[THE REQUEST] All of the data that follows should be retyped exactly, please, except the pictures.

[EXTRACTED DATA]
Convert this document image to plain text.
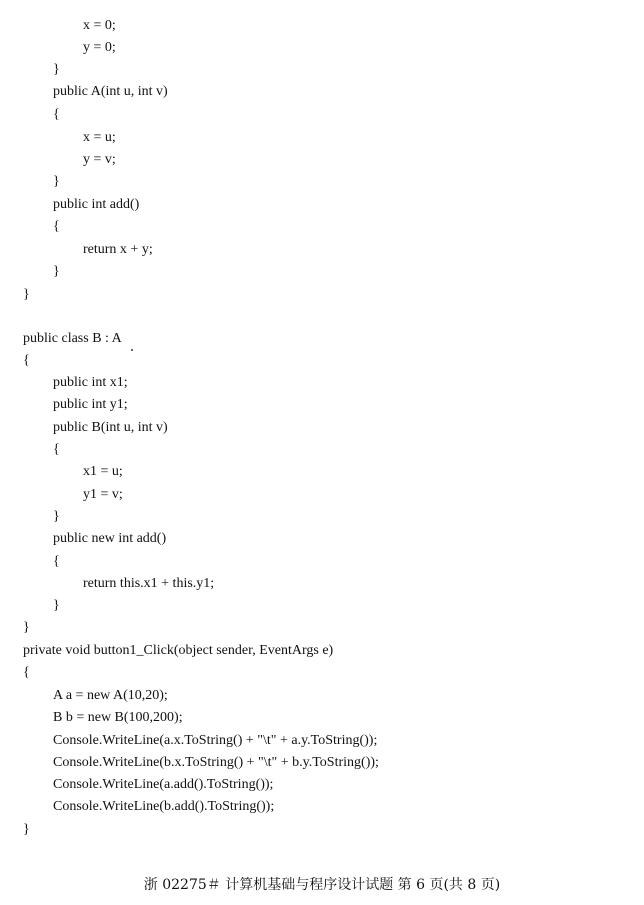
x = 0;
y = 0;
}
public A(int u, int v)
{
x = u;
y = v;
}
public int add()
{
return x + y;
}
}
public class B : A
{
public int x1;
public int y1;
public B(int u, int v)
{
x1 = u;
y1 = v;
}
public new int add()
{
return this.x1 + this.y1;
}
}
private void button1_Click(object sender, EventArgs e)
{
A a = new A(10,20);
B b = new B(100,200);
Console.WriteLine(a.x.ToString() + "\t" + a.y.ToString());
Console.WriteLine(b.x.ToString() + "\t" + b.y.ToString());
Console.WriteLine(a.add().ToString());
Console.WriteLine(b.add().ToString());
}
浙 02275＃ 计算机基础与程序设计试题 第 6 页(共 8 页)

[PROBLEM SOLUTION]
Convert this document image to plain text.
x = 0;
y = 0;
}
public A(int u, int v)
{
x = u;
y = v;
}
public int add()
{
return x + y;
}
}
public class B : A
{
public int x1;
public int y1;
public B(int u, int v)
{
x1 = u;
y1 = v;
}
public new int add()
{
return this.x1 + this.y1;
}
}
private void button1_Click(object sender, EventArgs e)
{
A a = new A(10,20);
B b = new B(100,200);
Console.WriteLine(a.x.ToString() + "\t" + a.y.ToString());
Console.WriteLine(b.x.ToString() + "\t" + b.y.ToString());
Console.WriteLine(a.add().ToString());
Console.WriteLine(b.add().ToString());
}
浙 02275＃ 计算机基础与程序设计试题 第 6 页(共 8 页)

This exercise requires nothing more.